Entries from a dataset
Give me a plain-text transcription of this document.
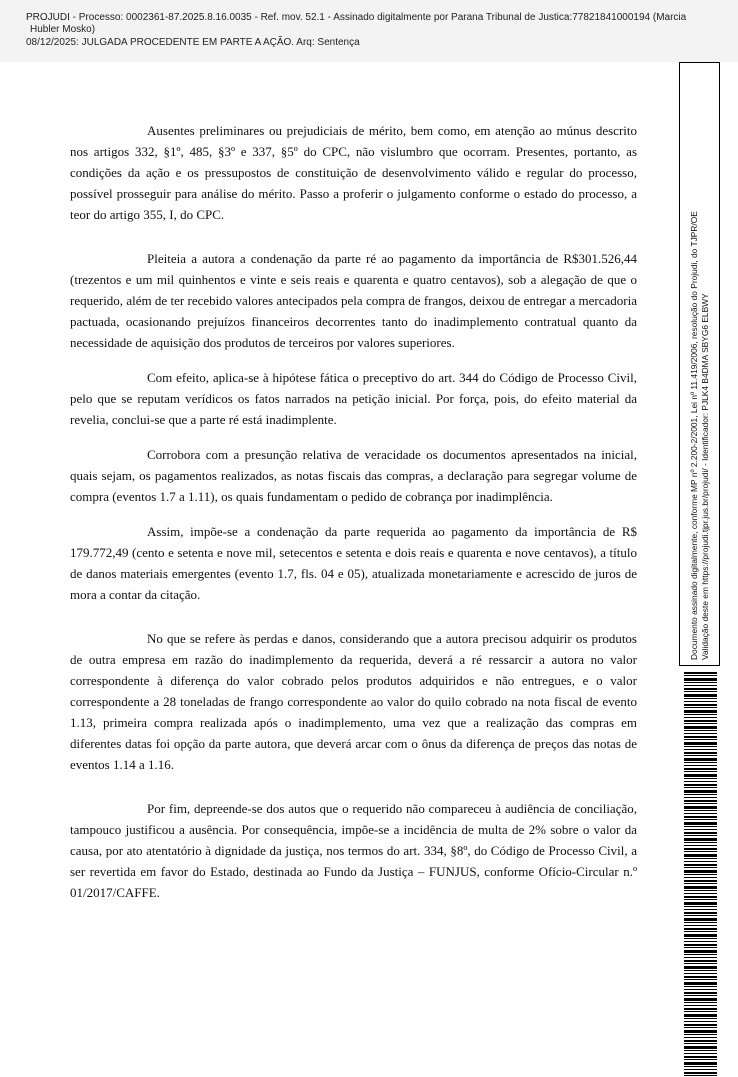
PROJUDI - Processo: 0002361-87.2025.8.16.0035 - Ref. mov. 52.1 - Assinado digitalmente por Parana Tribunal de Justica:77821841000194 (Marcia
Hubler Mosko)
08/12/2025: JULGADA PROCEDENTE EM PARTE A AÇÃO. Arq: Sentença

Ausentes preliminares ou prejudiciais de mérito, bem como, em atenção ao múnus descrito nos artigos 332, §1º, 485, §3º e 337, §5º do CPC, não vislumbro que ocorram. Presentes, portanto, as condições da ação e os pressupostos de constituição de desenvolvimento válido e regular do processo, possível prosseguir para análise do mérito. Passo a proferir o julgamento conforme o estado do processo, a teor do artigo 355, I, do CPC.

Pleiteia a autora a condenação da parte ré ao pagamento da importância de R$301.526,44 (trezentos e um mil quinhentos e vinte e seis reais e quarenta e quatro centavos), sob a alegação de que o requerido, além de ter recebido valores antecipados pela compra de frangos, deixou de entregar a mercadoria pactuada, ocasionando prejuízos financeiros decorrentes tanto do inadimplemento contratual quanto da necessidade de aquisição dos produtos de terceiros por valores superiores.

Com efeito, aplica-se à hipótese fática o preceptivo do art. 344 do Código de Processo Civil, pelo que se reputam verídicos os fatos narrados na petição inicial. Por força, pois, do efeito material da revelia, conclui-se que a parte ré está inadimplente.

Corrobora com a presunção relativa de veracidade os documentos apresentados na inicial, quais sejam, os pagamentos realizados, as notas fiscais das compras, a declaração para segregar volume de compra (eventos 1.7 a 1.11), os quais fundamentam o pedido de cobrança por inadimplência.

Assim, impõe-se a condenação da parte requerida ao pagamento da importância de R$ 179.772,49 (cento e setenta e nove mil, setecentos e setenta e dois reais e quarenta e nove centavos), a título de danos materiais emergentes (evento 1.7, fls. 04 e 05), atualizada monetariamente e acrescido de juros de mora a contar da citação.

No que se refere às perdas e danos, considerando que a autora precisou adquirir os produtos de outra empresa em razão do inadimplemento da requerida, deverá a ré ressarcir a autora no valor correspondente à diferença do valor cobrado pelos produtos adquiridos e não entregues, e o valor correspondente a 28 toneladas de frango correspondente ao valor do quilo cobrado na nota fiscal de evento 1.13, primeira compra realizada após o inadimplemento, uma vez que a realização das compras em diferentes datas foi opção da parte autora, que deverá arcar com o ônus da diferença de preços das notas de eventos 1.14 a 1.16.

Por fim, depreende-se dos autos que o requerido não compareceu à audiência de conciliação, tampouco justificou a ausência. Por consequência, impõe-se a incidência de multa de 2% sobre o valor da causa, por ato atentatório à dignidade da justiça, nos termos do art. 334, §8º, do Código de Processo Civil, a ser revertida em favor do Estado, destinada ao Fundo da Justiça – FUNJUS, conforme Ofício-Circular n.º 01/2017/CAFFE.

Documento assinado digitalmente, conforme MP nº 2.200-2/2001, Lei nº 11.419/2006, resolução do Projudi, do TJPR/OE Validação deste em https://projudi.tjpr.jus.br/projudi/ - Identificador: PJLK4 B4DMA SBYG6 ELBWY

= Do this =
The records above are to be reproduced exactly; the pictures are to be left out.

= Worked answer =
Give me a plain-text transcription of this document.
PROJUDI - Processo: 0002361-87.2025.8.16.0035 - Ref. mov. 52.1 - Assinado digitalmente por Parana Tribunal de Justica:77821841000194 (Marcia
Hubler Mosko)
08/12/2025: JULGADA PROCEDENTE EM PARTE A AÇÃO. Arq: Sentença

Ausentes preliminares ou prejudiciais de mérito, bem como, em atenção ao múnus descrito nos artigos 332, §1º, 485, §3º e 337, §5º do CPC, não vislumbro que ocorram. Presentes, portanto, as condições da ação e os pressupostos de constituição de desenvolvimento válido e regular do processo, possível prosseguir para análise do mérito. Passo a proferir o julgamento conforme o estado do processo, a teor do artigo 355, I, do CPC.

Pleiteia a autora a condenação da parte ré ao pagamento da importância de R$301.526,44 (trezentos e um mil quinhentos e vinte e seis reais e quarenta e quatro centavos), sob a alegação de que o requerido, além de ter recebido valores antecipados pela compra de frangos, deixou de entregar a mercadoria pactuada, ocasionando prejuízos financeiros decorrentes tanto do inadimplemento contratual quanto da necessidade de aquisição dos produtos de terceiros por valores superiores.

Com efeito, aplica-se à hipótese fática o preceptivo do art. 344 do Código de Processo Civil, pelo que se reputam verídicos os fatos narrados na petição inicial. Por força, pois, do efeito material da revelia, conclui-se que a parte ré está inadimplente.

Corrobora com a presunção relativa de veracidade os documentos apresentados na inicial, quais sejam, os pagamentos realizados, as notas fiscais das compras, a declaração para segregar volume de compra (eventos 1.7 a 1.11), os quais fundamentam o pedido de cobrança por inadimplência.

Assim, impõe-se a condenação da parte requerida ao pagamento da importância de R$ 179.772,49 (cento e setenta e nove mil, setecentos e setenta e dois reais e quarenta e nove centavos), a título de danos materiais emergentes (evento 1.7, fls. 04 e 05), atualizada monetariamente e acrescido de juros de mora a contar da citação.

No que se refere às perdas e danos, considerando que a autora precisou adquirir os produtos de outra empresa em razão do inadimplemento da requerida, deverá a ré ressarcir a autora no valor correspondente à diferença do valor cobrado pelos produtos adquiridos e não entregues, e o valor correspondente a 28 toneladas de frango correspondente ao valor do quilo cobrado na nota fiscal de evento 1.13, primeira compra realizada após o inadimplemento, uma vez que a realização das compras em diferentes datas foi opção da parte autora, que deverá arcar com o ônus da diferença de preços das notas de eventos 1.14 a 1.16.

Por fim, depreende-se dos autos que o requerido não compareceu à audiência de conciliação, tampouco justificou a ausência. Por consequência, impõe-se a incidência de multa de 2% sobre o valor da causa, por ato atentatório à dignidade da justiça, nos termos do art. 334, §8º, do Código de Processo Civil, a ser revertida em favor do Estado, destinada ao Fundo da Justiça – FUNJUS, conforme Ofício-Circular n.º 01/2017/CAFFE.

Documento assinado digitalmente, conforme MP nº 2.200-2/2001, Lei nº 11.419/2006, resolução do Projudi, do TJPR/OE Validação deste em https://projudi.tjpr.jus.br/projudi/ - Identificador: PJLK4 B4DMA SBYG6 ELBWY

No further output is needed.